> **Written request**: Your task is to filter the data below down to the lines holding "العام".

> **Records provided**:
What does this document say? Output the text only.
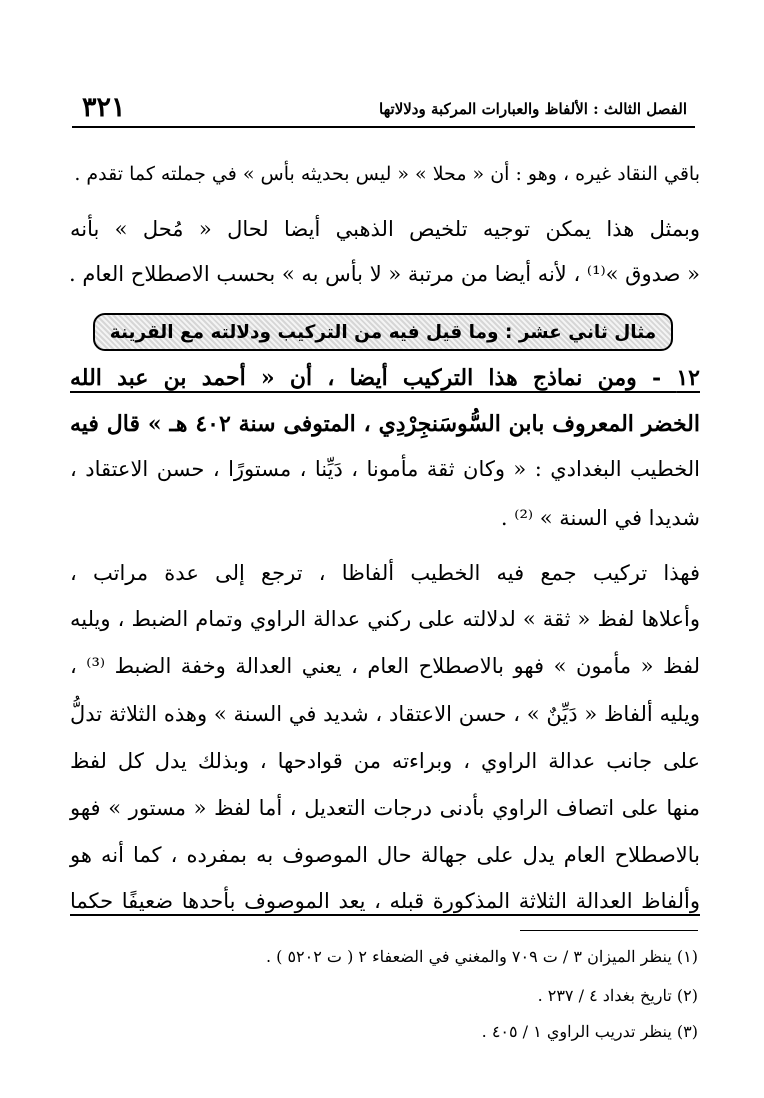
٣٢١	الفصل الثالث : الألفاظ والعبارات المركبة ودلالاتها
باقي النقاد غيره ، وهو : أن « محلا » « ليس بحديثه بأس » في جملته كما تقدم .
وبمثل هذا يمكن توجيه تلخيص الذهبي أيضا لحال « مُحل » بأنه
« صدوق »⁽¹⁾ ، لأنه أيضا من مرتبة « لا بأس به » بحسب الاصطلاح العام .
مثال ثاني عشر : وما قيل فيه من التركيب ودلالته مع القرينة
١٢ - ومن نماذج هذا التركيب أيضا ، أن « أحمد بن عبد الله
الخضر المعروف بابن السُّوسَنجِرْدِي ، المتوفى سنة ٤٠٢ هـ » قال فيه
الخطيب البغدادي : « وكان ثقة مأمونا ، دَيِّنا ، مستورًا ، حسن الاعتقاد ،
شديدا في السنة » ⁽²⁾ .
فهذا تركيب جمع فيه الخطيب ألفاظا ، ترجع إلى عدة مراتب ،
وأعلاها لفظ « ثقة » لدلالته على ركني عدالة الراوي وتمام الضبط ، ويليه
لفظ « مأمون » فهو بالاصطلاح العام ، يعني العدالة وخفة الضبط ⁽³⁾ ،
ويليه ألفاظ « دَيِّنٌ » ، حسن الاعتقاد ، شديد في السنة » وهذه الثلاثة تدلُّ
على جانب عدالة الراوي ، وبراءته من قوادحها ، وبذلك يدل كل لفظ
منها على اتصاف الراوي بأدنى درجات التعديل ، أما لفظ « مستور » فهو
بالاصطلاح العام يدل على جهالة حال الموصوف به بمفرده ، كما أنه هو
وألفاظ العدالة الثلاثة المذكورة قبله ، يعد الموصوف بأحدها ضعيفًا حكما
(١) ينظر الميزان ٣ / ت ٧٠٩ والمغني في الضعفاء ٢ ( ت ٥٢٠٢ ) .
(٢) تاريخ بغداد ٤ / ٢٣٧ .
(٣) ينظر تدريب الراوي ١ / ٤٠٥ .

> **The reply**:
« صدوق »⁽¹⁾ ، لأنه أيضا من مرتبة « لا بأس به » بحسب الاصطلاح العام .
لفظ « مأمون » فهو بالاصطلاح العام ، يعني العدالة وخفة الضبط ⁽³⁾ ،
بالاصطلاح العام يدل على جهالة حال الموصوف به بمفرده ، كما أنه هو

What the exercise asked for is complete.